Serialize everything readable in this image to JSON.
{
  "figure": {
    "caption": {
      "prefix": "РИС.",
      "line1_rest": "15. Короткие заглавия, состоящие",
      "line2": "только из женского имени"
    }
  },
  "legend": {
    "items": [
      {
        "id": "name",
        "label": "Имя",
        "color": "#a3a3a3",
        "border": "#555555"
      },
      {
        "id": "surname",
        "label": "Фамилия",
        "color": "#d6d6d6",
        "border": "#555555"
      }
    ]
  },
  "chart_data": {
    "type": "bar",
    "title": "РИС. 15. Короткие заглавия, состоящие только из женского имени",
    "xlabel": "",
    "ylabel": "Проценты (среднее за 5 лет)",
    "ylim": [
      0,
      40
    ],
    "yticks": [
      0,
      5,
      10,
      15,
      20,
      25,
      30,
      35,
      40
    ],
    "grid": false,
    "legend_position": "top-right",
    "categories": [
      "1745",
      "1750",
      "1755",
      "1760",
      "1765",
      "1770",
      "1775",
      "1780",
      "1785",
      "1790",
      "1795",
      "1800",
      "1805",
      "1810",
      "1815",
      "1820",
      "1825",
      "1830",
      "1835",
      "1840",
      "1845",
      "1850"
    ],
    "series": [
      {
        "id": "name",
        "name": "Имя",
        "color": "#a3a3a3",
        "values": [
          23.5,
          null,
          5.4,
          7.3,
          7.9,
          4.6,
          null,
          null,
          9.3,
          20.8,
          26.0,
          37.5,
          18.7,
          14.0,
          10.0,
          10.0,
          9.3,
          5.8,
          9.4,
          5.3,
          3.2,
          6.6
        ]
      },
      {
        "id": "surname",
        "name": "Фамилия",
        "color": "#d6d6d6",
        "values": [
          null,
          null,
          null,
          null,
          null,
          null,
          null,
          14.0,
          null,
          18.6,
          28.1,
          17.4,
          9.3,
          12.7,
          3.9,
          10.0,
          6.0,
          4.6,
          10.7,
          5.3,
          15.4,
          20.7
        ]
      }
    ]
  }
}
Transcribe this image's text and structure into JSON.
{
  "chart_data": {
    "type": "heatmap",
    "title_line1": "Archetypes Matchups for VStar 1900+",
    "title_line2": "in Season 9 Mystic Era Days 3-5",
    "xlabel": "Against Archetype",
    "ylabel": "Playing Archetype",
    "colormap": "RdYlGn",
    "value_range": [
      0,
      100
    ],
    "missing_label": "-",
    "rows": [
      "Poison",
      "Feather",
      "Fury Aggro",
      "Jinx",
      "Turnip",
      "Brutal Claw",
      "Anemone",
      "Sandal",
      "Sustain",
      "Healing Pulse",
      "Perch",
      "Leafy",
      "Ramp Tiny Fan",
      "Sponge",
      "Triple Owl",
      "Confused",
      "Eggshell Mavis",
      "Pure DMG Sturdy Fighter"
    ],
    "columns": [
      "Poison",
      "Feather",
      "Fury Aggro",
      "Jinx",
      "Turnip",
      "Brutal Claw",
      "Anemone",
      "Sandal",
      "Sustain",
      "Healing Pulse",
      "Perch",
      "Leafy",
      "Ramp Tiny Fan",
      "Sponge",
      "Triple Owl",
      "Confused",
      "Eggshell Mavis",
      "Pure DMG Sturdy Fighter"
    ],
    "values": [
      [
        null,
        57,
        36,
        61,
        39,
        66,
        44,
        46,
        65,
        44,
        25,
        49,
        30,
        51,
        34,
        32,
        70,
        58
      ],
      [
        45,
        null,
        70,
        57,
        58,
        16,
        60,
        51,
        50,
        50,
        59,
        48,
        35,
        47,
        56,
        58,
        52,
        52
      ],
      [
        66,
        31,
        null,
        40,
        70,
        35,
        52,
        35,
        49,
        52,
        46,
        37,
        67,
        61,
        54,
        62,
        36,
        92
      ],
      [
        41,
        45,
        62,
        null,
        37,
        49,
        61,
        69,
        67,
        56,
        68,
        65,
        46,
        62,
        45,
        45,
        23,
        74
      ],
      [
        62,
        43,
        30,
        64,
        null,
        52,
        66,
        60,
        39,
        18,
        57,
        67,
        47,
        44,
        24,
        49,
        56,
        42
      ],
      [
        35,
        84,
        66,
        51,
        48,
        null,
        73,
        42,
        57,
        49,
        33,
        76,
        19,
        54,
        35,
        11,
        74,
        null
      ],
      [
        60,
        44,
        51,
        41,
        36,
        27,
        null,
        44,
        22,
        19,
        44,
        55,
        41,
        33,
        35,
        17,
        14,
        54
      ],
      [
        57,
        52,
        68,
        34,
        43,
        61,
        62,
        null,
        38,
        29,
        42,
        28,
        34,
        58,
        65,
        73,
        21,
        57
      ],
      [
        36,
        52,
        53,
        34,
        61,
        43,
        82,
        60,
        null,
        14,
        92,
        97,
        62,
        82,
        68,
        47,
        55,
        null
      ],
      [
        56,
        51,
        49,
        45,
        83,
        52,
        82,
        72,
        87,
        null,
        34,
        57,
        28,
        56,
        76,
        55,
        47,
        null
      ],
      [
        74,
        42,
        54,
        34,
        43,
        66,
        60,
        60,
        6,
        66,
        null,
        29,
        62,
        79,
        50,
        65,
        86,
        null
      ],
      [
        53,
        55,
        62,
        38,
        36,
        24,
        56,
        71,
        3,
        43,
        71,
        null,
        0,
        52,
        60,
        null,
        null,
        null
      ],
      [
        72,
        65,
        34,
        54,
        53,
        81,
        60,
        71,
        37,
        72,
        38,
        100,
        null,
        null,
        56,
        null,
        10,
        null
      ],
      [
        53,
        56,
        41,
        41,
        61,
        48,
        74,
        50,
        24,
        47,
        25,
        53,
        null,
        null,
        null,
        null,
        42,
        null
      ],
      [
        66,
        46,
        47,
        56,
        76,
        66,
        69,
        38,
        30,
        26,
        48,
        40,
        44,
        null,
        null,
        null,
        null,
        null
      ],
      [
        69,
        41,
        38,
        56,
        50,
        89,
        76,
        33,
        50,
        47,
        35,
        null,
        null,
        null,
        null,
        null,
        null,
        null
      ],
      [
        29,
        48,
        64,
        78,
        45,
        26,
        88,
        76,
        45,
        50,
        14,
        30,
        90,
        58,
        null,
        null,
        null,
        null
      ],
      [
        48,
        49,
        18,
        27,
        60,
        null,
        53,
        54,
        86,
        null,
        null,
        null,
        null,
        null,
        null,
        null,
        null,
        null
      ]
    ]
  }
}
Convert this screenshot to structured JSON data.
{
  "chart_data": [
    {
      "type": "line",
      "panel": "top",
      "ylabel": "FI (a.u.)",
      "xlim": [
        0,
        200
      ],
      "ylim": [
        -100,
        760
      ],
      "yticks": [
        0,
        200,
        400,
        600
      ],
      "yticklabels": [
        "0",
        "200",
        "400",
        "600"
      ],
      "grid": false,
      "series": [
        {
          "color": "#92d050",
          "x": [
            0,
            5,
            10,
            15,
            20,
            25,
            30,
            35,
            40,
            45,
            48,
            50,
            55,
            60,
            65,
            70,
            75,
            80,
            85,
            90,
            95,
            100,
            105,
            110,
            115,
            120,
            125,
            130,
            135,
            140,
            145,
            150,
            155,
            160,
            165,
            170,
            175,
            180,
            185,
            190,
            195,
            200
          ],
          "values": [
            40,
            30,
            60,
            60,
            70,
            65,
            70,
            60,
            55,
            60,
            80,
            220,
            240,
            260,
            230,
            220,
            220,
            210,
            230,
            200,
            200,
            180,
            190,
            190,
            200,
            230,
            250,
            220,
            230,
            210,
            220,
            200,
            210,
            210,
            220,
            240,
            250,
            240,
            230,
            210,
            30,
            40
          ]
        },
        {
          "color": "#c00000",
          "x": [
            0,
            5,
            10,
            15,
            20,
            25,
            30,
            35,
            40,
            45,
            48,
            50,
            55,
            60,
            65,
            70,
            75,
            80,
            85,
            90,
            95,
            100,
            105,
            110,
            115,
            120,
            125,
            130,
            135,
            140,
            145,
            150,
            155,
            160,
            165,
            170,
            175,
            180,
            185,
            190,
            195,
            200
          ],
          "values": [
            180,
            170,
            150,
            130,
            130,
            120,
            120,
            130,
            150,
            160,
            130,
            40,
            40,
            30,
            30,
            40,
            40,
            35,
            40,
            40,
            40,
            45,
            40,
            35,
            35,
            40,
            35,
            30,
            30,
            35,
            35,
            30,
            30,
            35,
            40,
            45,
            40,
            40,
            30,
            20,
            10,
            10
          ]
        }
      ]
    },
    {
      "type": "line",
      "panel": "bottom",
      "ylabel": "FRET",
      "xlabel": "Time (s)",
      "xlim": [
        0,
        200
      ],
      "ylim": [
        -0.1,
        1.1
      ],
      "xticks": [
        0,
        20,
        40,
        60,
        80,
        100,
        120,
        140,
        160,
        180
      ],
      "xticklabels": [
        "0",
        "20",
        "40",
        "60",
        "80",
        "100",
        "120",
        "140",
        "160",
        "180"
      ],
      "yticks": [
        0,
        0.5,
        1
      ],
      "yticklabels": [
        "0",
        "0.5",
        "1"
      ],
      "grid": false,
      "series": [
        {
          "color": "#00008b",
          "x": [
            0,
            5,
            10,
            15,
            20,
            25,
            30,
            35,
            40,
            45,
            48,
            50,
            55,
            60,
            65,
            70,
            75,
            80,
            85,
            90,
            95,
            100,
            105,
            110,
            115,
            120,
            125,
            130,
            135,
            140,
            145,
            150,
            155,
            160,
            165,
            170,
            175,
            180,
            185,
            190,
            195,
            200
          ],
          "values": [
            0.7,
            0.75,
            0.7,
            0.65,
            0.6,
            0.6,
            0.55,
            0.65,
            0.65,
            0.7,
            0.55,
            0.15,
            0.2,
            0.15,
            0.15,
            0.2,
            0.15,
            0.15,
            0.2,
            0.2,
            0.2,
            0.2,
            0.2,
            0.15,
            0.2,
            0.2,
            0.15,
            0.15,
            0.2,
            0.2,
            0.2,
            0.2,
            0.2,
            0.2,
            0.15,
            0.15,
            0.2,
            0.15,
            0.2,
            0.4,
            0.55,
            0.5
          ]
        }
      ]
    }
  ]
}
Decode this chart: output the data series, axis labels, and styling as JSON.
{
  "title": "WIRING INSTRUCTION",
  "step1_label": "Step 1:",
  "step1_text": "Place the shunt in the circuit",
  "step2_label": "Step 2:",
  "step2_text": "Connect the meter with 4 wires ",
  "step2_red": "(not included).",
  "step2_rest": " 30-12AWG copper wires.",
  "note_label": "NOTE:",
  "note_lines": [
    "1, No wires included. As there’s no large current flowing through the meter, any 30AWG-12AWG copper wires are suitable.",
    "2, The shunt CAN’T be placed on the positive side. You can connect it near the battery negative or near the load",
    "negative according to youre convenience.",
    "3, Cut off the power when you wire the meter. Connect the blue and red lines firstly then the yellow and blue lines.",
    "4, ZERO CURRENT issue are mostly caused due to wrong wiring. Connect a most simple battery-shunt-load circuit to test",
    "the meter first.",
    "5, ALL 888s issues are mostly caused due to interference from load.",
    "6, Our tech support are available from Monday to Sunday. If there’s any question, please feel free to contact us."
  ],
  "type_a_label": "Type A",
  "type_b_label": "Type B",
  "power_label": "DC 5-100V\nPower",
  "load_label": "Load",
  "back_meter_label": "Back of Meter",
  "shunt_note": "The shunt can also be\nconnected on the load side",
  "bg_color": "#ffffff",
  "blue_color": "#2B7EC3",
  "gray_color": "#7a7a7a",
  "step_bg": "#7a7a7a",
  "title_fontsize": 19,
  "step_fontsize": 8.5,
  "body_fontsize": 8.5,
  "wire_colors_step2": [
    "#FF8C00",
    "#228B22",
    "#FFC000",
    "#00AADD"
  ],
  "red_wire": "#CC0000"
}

□ □ □ □ □

• **DO THIS**
Select all lines in the listing above where the word "Короткие" appears, and show them.

• **WRITTEN ANSWER**
      "line1_rest": "15. Короткие заглавия, состоящие",
    "title": "РИС. 15. Короткие заглавия, состоящие только из женского имени",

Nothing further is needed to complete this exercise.